THE REQUEST: Reproduce the listing below exactly. Pictures do not belong in the copy.

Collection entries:
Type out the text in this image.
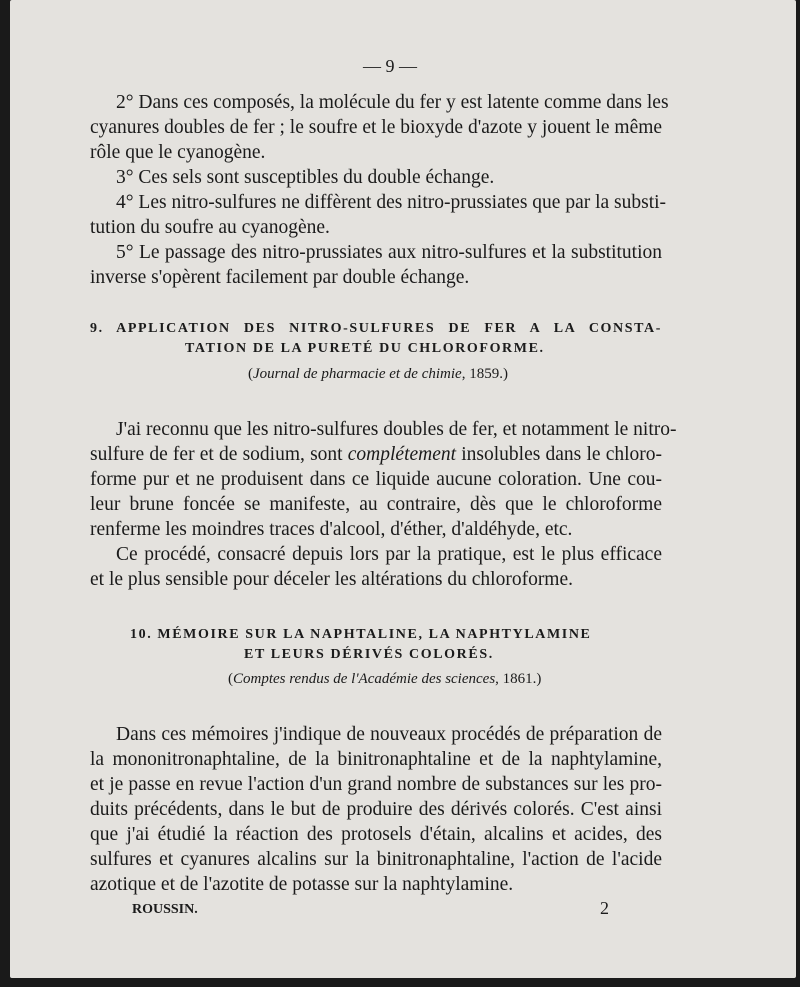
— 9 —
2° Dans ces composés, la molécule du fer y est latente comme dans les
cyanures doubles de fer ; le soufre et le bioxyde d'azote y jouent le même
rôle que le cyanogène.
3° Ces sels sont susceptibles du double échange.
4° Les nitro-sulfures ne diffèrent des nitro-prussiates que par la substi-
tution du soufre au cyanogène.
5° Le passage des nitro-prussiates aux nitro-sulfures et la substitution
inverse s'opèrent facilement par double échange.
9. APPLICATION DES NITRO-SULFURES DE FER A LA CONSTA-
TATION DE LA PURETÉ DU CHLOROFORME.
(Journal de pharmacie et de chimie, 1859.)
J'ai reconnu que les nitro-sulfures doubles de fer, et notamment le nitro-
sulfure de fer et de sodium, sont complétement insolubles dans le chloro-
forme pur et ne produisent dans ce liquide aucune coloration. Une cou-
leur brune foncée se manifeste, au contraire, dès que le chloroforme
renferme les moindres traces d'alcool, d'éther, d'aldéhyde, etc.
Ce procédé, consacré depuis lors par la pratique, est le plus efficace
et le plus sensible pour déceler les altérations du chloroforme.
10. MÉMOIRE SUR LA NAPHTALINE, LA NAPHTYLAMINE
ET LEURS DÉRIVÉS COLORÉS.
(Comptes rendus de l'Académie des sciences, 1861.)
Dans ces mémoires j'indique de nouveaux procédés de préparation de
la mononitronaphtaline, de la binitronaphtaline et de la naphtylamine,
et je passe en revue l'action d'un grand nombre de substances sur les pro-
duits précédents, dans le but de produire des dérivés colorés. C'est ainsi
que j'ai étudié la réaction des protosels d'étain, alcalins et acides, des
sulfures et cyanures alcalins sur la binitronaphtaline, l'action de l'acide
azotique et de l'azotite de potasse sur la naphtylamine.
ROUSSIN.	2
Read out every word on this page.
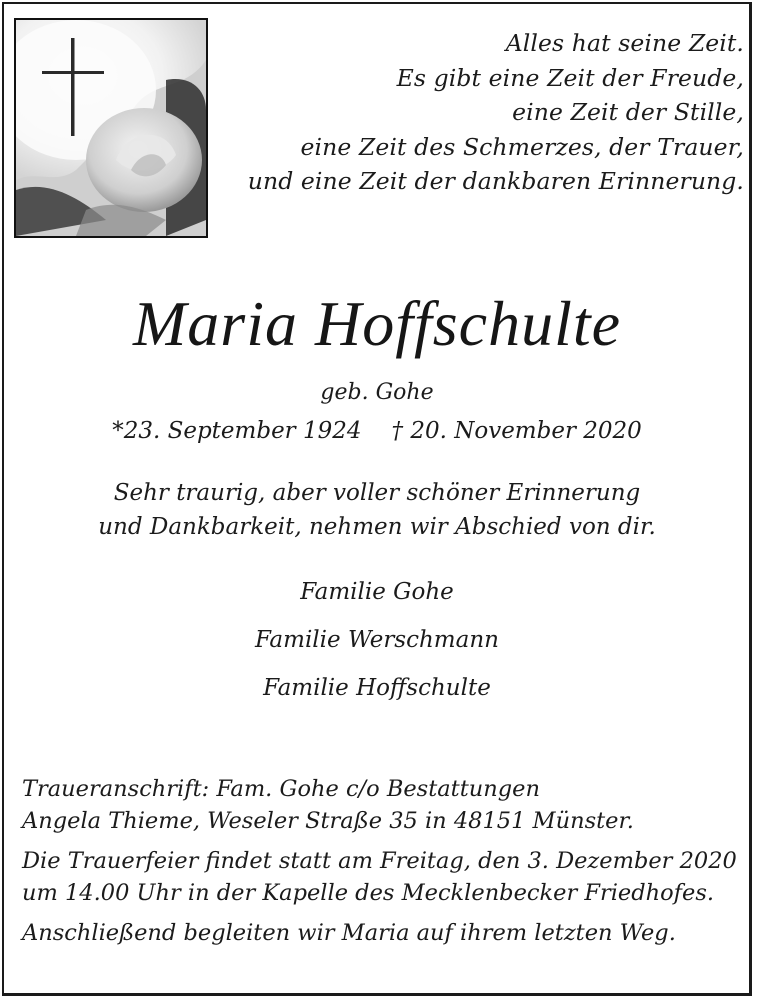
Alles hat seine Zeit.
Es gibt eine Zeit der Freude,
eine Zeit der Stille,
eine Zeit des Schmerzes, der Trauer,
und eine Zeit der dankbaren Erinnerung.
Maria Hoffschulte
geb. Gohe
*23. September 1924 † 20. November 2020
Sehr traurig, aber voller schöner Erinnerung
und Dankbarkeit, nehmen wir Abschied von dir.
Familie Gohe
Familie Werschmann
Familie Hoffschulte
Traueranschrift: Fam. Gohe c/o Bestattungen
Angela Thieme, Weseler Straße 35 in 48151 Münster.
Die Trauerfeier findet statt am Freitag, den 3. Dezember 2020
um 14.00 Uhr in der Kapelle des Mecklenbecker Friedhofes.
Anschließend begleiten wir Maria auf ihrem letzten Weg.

THE COMPLETED TASK:
Type out the text in this image.
— 9 —
2° Dans ces composés, la molécule du fer y est latente comme dans les
cyanures doubles de fer ; le soufre et le bioxyde d'azote y jouent le même
rôle que le cyanogène.
3° Ces sels sont susceptibles du double échange.
4° Les nitro-sulfures ne diffèrent des nitro-prussiates que par la substi-
tution du soufre au cyanogène.
5° Le passage des nitro-prussiates aux nitro-sulfures et la substitution
inverse s'opèrent facilement par double échange.
9. APPLICATION DES NITRO-SULFURES DE FER A LA CONSTA-
TATION DE LA PURETÉ DU CHLOROFORME.
(Journal de pharmacie et de chimie, 1859.)
J'ai reconnu que les nitro-sulfures doubles de fer, et notamment le nitro-
sulfure de fer et de sodium, sont complétement insolubles dans le chloro-
forme pur et ne produisent dans ce liquide aucune coloration. Une cou-
leur brune foncée se manifeste, au contraire, dès que le chloroforme
renferme les moindres traces d'alcool, d'éther, d'aldéhyde, etc.
Ce procédé, consacré depuis lors par la pratique, est le plus efficace
et le plus sensible pour déceler les altérations du chloroforme.
10. MÉMOIRE SUR LA NAPHTALINE, LA NAPHTYLAMINE
ET LEURS DÉRIVÉS COLORÉS.
(Comptes rendus de l'Académie des sciences, 1861.)
Dans ces mémoires j'indique de nouveaux procédés de préparation de
la mononitronaphtaline, de la binitronaphtaline et de la naphtylamine,
et je passe en revue l'action d'un grand nombre de substances sur les pro-
duits précédents, dans le but de produire des dérivés colorés. C'est ainsi
que j'ai étudié la réaction des protosels d'étain, alcalins et acides, des
sulfures et cyanures alcalins sur la binitronaphtaline, l'action de l'acide
azotique et de l'azotite de potasse sur la naphtylamine.
ROUSSIN.	2
Read out every word on this page.
Alles hat seine Zeit.
Es gibt eine Zeit der Freude,
eine Zeit der Stille,
eine Zeit des Schmerzes, der Trauer,
und eine Zeit der dankbaren Erinnerung.
Maria Hoffschulte
geb. Gohe
*23. September 1924 † 20. November 2020
Sehr traurig, aber voller schöner Erinnerung
und Dankbarkeit, nehmen wir Abschied von dir.
Familie Gohe
Familie Werschmann
Familie Hoffschulte
Traueranschrift: Fam. Gohe c/o Bestattungen
Angela Thieme, Weseler Straße 35 in 48151 Münster.
Die Trauerfeier findet statt am Freitag, den 3. Dezember 2020
um 14.00 Uhr in der Kapelle des Mecklenbecker Friedhofes.
Anschließend begleiten wir Maria auf ihrem letzten Weg.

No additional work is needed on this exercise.